**Work to be completed**
Look through the listing and locate every line containing the word "xlabel"; copy those lines.

--- begin Records to process ---

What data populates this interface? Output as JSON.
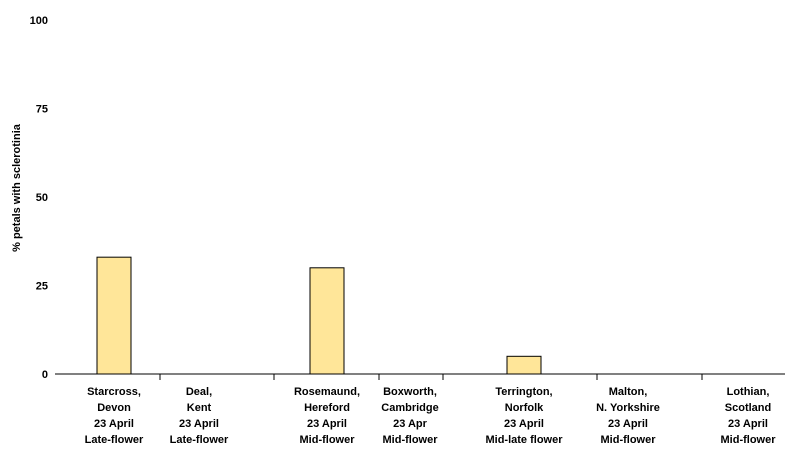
{
  "chart_data": {
    "type": "bar",
    "title": "",
    "xlabel": "",
    "ylabel": "% petals with sclerotinia",
    "ylim": [
      0,
      100
    ],
    "yticks": [
      0,
      25,
      50,
      75,
      100
    ],
    "grid": false,
    "legend": "none",
    "bar_color": "#FFE699",
    "bar_edge_color": "#000000",
    "categories": [
      [
        "Starcross,",
        "Devon",
        "23 April",
        "Late-flower"
      ],
      [
        "Deal,",
        "Kent",
        "23 April",
        "Late-flower"
      ],
      [
        "Rosemaund,",
        "Hereford",
        "23 April",
        "Mid-flower"
      ],
      [
        "Boxworth,",
        "Cambridge",
        "23 Apr",
        "Mid-flower"
      ],
      [
        "Terrington,",
        "Norfolk",
        "23 April",
        "Mid-late flower"
      ],
      [
        "Malton,",
        "N. Yorkshire",
        "23 April",
        "Mid-flower"
      ],
      [
        "Lothian,",
        "Scotland",
        "23 April",
        "Mid-flower"
      ]
    ],
    "values": [
      33,
      0,
      30,
      0,
      5,
      0,
      0
    ]
  }
}
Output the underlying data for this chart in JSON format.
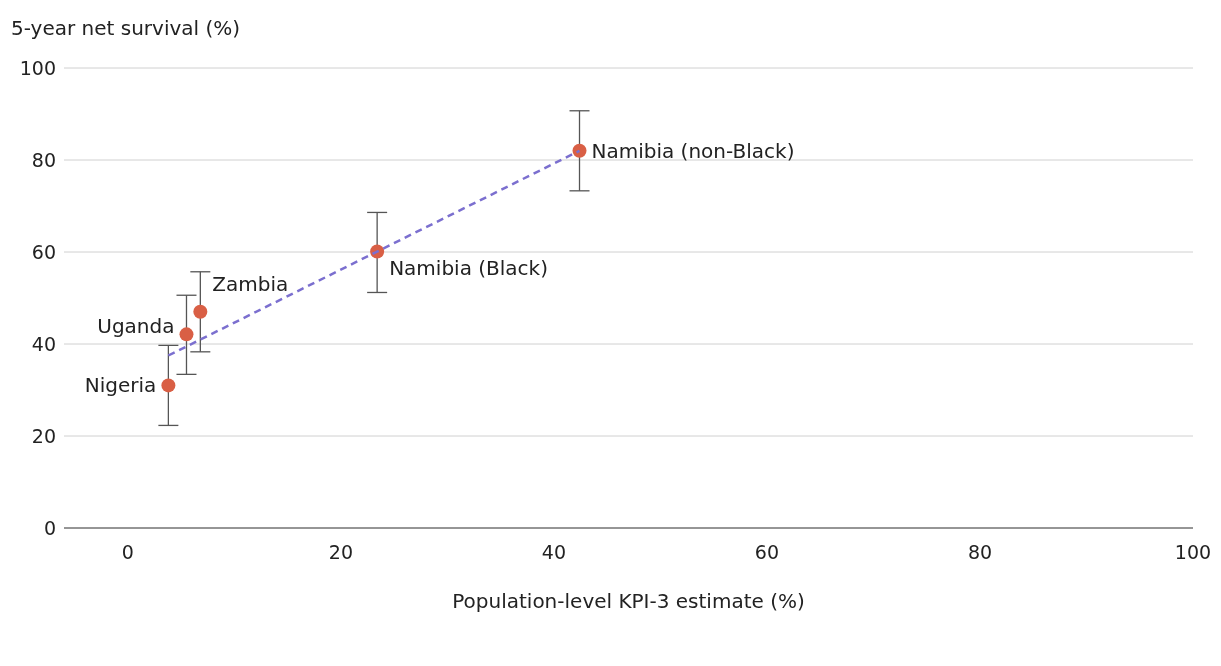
{
  "chart_data": {
    "type": "scatter",
    "xlabel": "Population-level KPI-3 estimate (%)",
    "ylabel": "5-year net survival (%)",
    "series": [
      {
        "color": "#d95f45",
        "x": [
          3.8,
          5.5,
          6.8,
          23.4,
          42.4
        ],
        "values": [
          31.0,
          42.1,
          47.0,
          60.1,
          82.0
        ],
        "errors": [
          [
            22.3,
            39.7
          ],
          [
            33.4,
            50.6
          ],
          [
            38.3,
            55.7
          ],
          [
            51.2,
            68.6
          ],
          [
            73.3,
            90.7
          ]
        ]
      },
      {
        "type": "line",
        "color": "#7b6fcf",
        "line_style": "dashed",
        "marker": "none",
        "x": [
          3.8,
          42.4
        ],
        "values": [
          37.5,
          82.0
        ]
      }
    ],
    "annotations": [
      {
        "text": "Nigeria",
        "x": 3.8,
        "y": 31.0
      },
      {
        "text": "Uganda",
        "x": 5.5,
        "y": 42.1
      },
      {
        "text": "Zambia",
        "x": 6.8,
        "y": 47.0
      },
      {
        "text": "Namibia (Black)",
        "x": 23.4,
        "y": 60.1
      },
      {
        "text": "Namibia (non-Black)",
        "x": 42.4,
        "y": 82.0
      }
    ],
    "xlim": [
      -6,
      100
    ],
    "xticks": [
      0,
      20,
      40,
      60,
      80,
      100
    ],
    "ylim": [
      0,
      100
    ],
    "yticks": [
      0,
      20,
      40,
      60,
      80,
      100
    ],
    "grid": "y",
    "marker": "circle",
    "legend": false
  }
}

--- end Records to process ---

**Expected output**
    "xlabel": "",
    "xlabel": "Population-level KPI-3 estimate (%)",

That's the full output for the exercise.